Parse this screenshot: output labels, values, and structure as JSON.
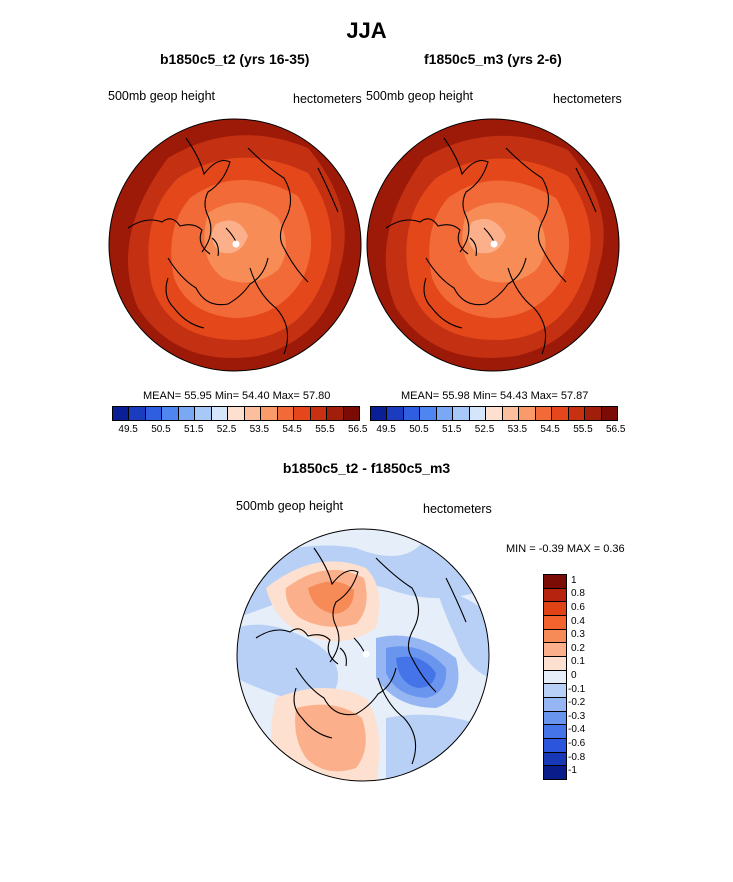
{
  "title": "JJA",
  "panels": [
    {
      "title": "b1850c5_t2 (yrs 16-35)",
      "left_label": "500mb geop height",
      "right_label": "hectometers",
      "stats": "MEAN=  55.95  Min=  54.40  Max=  57.80"
    },
    {
      "title": "f1850c5_m3 (yrs 2-6)",
      "left_label": "500mb geop height",
      "right_label": "hectometers",
      "stats": "MEAN=  55.98  Min=  54.43  Max=  57.87"
    }
  ],
  "diff_panel": {
    "title": "b1850c5_t2 - f1850c5_m3",
    "left_label": "500mb geop height",
    "right_label": "hectometers",
    "stats": "MIN =  -0.39 MAX =   0.36"
  },
  "abs_colorbar": {
    "colors": [
      "#0a1f96",
      "#1c3cc0",
      "#2f5ee0",
      "#4f85f0",
      "#7aa8f4",
      "#a8c8f8",
      "#d6e6fa",
      "#fde0cf",
      "#fbbf9d",
      "#f89a6a",
      "#f26a38",
      "#e5461c",
      "#c73010",
      "#a01e0a",
      "#7a0c05"
    ],
    "ticks": [
      "49.5",
      "50.5",
      "51.5",
      "52.5",
      "53.5",
      "54.5",
      "55.5",
      "56.5"
    ]
  },
  "diff_colorbar": {
    "colors": [
      "#7a0c05",
      "#b62410",
      "#e04316",
      "#f2632e",
      "#f78b58",
      "#fbb08b",
      "#fde0cf",
      "#e6eefa",
      "#b8d0f6",
      "#95b6f2",
      "#6a95ee",
      "#4474e8",
      "#2a55dc",
      "#1838b8",
      "#0a1b8a"
    ],
    "ticks": [
      "1",
      "0.8",
      "0.6",
      "0.4",
      "0.3",
      "0.2",
      "0.1",
      "0",
      "-0.1",
      "-0.2",
      "-0.3",
      "-0.4",
      "-0.6",
      "-0.8",
      "-1"
    ]
  },
  "chart_data": [
    {
      "type": "heatmap",
      "title": "b1850c5_t2 (yrs 16-35)",
      "variable": "500mb geop height",
      "units": "hectometers",
      "projection": "north polar stereographic",
      "mean": 55.95,
      "min": 54.4,
      "max": 57.8,
      "levels": [
        49.5,
        50,
        50.5,
        51,
        51.5,
        52,
        52.5,
        53,
        53.5,
        54,
        54.5,
        55,
        55.5,
        56,
        56.5
      ]
    },
    {
      "type": "heatmap",
      "title": "f1850c5_m3 (yrs 2-6)",
      "variable": "500mb geop height",
      "units": "hectometers",
      "projection": "north polar stereographic",
      "mean": 55.98,
      "min": 54.43,
      "max": 57.87,
      "levels": [
        49.5,
        50,
        50.5,
        51,
        51.5,
        52,
        52.5,
        53,
        53.5,
        54,
        54.5,
        55,
        55.5,
        56,
        56.5
      ]
    },
    {
      "type": "heatmap",
      "title": "b1850c5_t2 - f1850c5_m3",
      "variable": "500mb geop height",
      "units": "hectometers",
      "projection": "north polar stereographic",
      "min": -0.39,
      "max": 0.36,
      "levels": [
        -1,
        -0.8,
        -0.6,
        -0.4,
        -0.3,
        -0.2,
        -0.1,
        0,
        0.1,
        0.2,
        0.3,
        0.4,
        0.6,
        0.8,
        1
      ]
    }
  ]
}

----

YOUR GOAL:
Output each line exactly; omit every picture.

WRITTEN RESPONSE:
Parse this screenshot: output labels, values, and structure as JSON.
{
  "title": "JJA",
  "panels": [
    {
      "title": "b1850c5_t2 (yrs 16-35)",
      "left_label": "500mb geop height",
      "right_label": "hectometers",
      "stats": "MEAN=  55.95  Min=  54.40  Max=  57.80"
    },
    {
      "title": "f1850c5_m3 (yrs 2-6)",
      "left_label": "500mb geop height",
      "right_label": "hectometers",
      "stats": "MEAN=  55.98  Min=  54.43  Max=  57.87"
    }
  ],
  "diff_panel": {
    "title": "b1850c5_t2 - f1850c5_m3",
    "left_label": "500mb geop height",
    "right_label": "hectometers",
    "stats": "MIN =  -0.39 MAX =   0.36"
  },
  "abs_colorbar": {
    "colors": [
      "#0a1f96",
      "#1c3cc0",
      "#2f5ee0",
      "#4f85f0",
      "#7aa8f4",
      "#a8c8f8",
      "#d6e6fa",
      "#fde0cf",
      "#fbbf9d",
      "#f89a6a",
      "#f26a38",
      "#e5461c",
      "#c73010",
      "#a01e0a",
      "#7a0c05"
    ],
    "ticks": [
      "49.5",
      "50.5",
      "51.5",
      "52.5",
      "53.5",
      "54.5",
      "55.5",
      "56.5"
    ]
  },
  "diff_colorbar": {
    "colors": [
      "#7a0c05",
      "#b62410",
      "#e04316",
      "#f2632e",
      "#f78b58",
      "#fbb08b",
      "#fde0cf",
      "#e6eefa",
      "#b8d0f6",
      "#95b6f2",
      "#6a95ee",
      "#4474e8",
      "#2a55dc",
      "#1838b8",
      "#0a1b8a"
    ],
    "ticks": [
      "1",
      "0.8",
      "0.6",
      "0.4",
      "0.3",
      "0.2",
      "0.1",
      "0",
      "-0.1",
      "-0.2",
      "-0.3",
      "-0.4",
      "-0.6",
      "-0.8",
      "-1"
    ]
  },
  "chart_data": [
    {
      "type": "heatmap",
      "title": "b1850c5_t2 (yrs 16-35)",
      "variable": "500mb geop height",
      "units": "hectometers",
      "projection": "north polar stereographic",
      "mean": 55.95,
      "min": 54.4,
      "max": 57.8,
      "levels": [
        49.5,
        50,
        50.5,
        51,
        51.5,
        52,
        52.5,
        53,
        53.5,
        54,
        54.5,
        55,
        55.5,
        56,
        56.5
      ]
    },
    {
      "type": "heatmap",
      "title": "f1850c5_m3 (yrs 2-6)",
      "variable": "500mb geop height",
      "units": "hectometers",
      "projection": "north polar stereographic",
      "mean": 55.98,
      "min": 54.43,
      "max": 57.87,
      "levels": [
        49.5,
        50,
        50.5,
        51,
        51.5,
        52,
        52.5,
        53,
        53.5,
        54,
        54.5,
        55,
        55.5,
        56,
        56.5
      ]
    },
    {
      "type": "heatmap",
      "title": "b1850c5_t2 - f1850c5_m3",
      "variable": "500mb geop height",
      "units": "hectometers",
      "projection": "north polar stereographic",
      "min": -0.39,
      "max": 0.36,
      "levels": [
        -1,
        -0.8,
        -0.6,
        -0.4,
        -0.3,
        -0.2,
        -0.1,
        0,
        0.1,
        0.2,
        0.3,
        0.4,
        0.6,
        0.8,
        1
      ]
    }
  ]
}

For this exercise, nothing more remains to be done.